[THE EXERCISE] Pick out each line containing the string "text" and copy it.

[INFORMATION SUPPLIED]

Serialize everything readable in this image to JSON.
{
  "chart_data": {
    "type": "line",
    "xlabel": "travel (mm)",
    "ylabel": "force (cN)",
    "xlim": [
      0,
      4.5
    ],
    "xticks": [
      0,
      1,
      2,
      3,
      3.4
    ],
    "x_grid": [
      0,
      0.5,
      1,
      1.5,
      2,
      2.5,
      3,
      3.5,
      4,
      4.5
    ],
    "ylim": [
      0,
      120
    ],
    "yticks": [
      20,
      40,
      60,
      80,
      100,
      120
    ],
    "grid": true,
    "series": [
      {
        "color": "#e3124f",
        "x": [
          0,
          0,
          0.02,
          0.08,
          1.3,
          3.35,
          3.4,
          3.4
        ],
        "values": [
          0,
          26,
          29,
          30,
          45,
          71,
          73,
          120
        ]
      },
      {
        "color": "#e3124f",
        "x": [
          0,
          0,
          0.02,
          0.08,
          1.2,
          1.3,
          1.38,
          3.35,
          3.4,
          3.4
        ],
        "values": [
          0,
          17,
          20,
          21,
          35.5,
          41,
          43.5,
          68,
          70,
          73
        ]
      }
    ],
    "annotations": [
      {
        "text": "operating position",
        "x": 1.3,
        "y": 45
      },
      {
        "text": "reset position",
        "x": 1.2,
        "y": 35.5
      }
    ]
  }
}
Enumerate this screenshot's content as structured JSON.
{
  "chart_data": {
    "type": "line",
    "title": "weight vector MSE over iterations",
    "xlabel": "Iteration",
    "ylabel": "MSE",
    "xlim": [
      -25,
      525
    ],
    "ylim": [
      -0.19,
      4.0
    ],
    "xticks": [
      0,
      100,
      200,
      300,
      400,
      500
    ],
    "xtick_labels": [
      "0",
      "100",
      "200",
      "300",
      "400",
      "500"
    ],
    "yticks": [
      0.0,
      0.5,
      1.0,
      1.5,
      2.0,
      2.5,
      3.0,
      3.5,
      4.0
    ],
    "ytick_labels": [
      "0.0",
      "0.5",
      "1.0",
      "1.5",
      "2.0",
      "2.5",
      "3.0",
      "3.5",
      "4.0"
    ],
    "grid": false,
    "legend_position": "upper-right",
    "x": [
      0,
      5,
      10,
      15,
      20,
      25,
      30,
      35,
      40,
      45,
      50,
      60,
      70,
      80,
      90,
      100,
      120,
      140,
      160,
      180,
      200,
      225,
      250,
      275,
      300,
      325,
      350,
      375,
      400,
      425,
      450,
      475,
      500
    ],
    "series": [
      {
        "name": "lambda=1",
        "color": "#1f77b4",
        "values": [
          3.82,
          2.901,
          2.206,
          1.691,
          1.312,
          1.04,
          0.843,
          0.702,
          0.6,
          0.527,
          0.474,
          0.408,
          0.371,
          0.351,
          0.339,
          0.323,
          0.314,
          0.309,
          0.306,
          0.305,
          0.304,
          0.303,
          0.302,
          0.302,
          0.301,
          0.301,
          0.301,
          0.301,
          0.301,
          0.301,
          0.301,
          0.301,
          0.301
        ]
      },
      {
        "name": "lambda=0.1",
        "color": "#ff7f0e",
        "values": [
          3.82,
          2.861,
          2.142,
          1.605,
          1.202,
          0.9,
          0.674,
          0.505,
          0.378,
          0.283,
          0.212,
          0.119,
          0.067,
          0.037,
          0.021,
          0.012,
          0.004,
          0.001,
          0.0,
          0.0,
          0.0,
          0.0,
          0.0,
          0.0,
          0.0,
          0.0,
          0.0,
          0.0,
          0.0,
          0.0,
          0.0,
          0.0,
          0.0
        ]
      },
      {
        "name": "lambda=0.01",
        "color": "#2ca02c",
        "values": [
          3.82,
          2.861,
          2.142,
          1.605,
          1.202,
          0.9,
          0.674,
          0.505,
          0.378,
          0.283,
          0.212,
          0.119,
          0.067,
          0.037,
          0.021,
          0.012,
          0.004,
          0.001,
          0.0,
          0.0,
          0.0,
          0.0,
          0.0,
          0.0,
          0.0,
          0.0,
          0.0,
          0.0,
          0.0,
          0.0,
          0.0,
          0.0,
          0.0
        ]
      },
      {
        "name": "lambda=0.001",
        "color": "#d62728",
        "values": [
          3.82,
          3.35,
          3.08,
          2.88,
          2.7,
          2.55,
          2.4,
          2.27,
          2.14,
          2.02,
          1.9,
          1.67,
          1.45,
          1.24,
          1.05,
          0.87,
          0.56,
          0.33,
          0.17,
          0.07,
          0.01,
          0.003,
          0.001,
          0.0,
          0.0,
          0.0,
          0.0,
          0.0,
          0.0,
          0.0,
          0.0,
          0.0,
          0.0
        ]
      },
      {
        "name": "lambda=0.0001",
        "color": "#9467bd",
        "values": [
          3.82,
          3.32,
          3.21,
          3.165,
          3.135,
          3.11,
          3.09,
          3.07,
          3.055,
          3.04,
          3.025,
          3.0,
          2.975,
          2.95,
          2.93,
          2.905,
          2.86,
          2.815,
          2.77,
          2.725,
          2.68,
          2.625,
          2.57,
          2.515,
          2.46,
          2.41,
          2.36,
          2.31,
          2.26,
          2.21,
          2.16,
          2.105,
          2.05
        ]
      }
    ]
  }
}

[SOLUTION TO THE PROBLEM]
        "text": "operating position",
        "text": "reset position",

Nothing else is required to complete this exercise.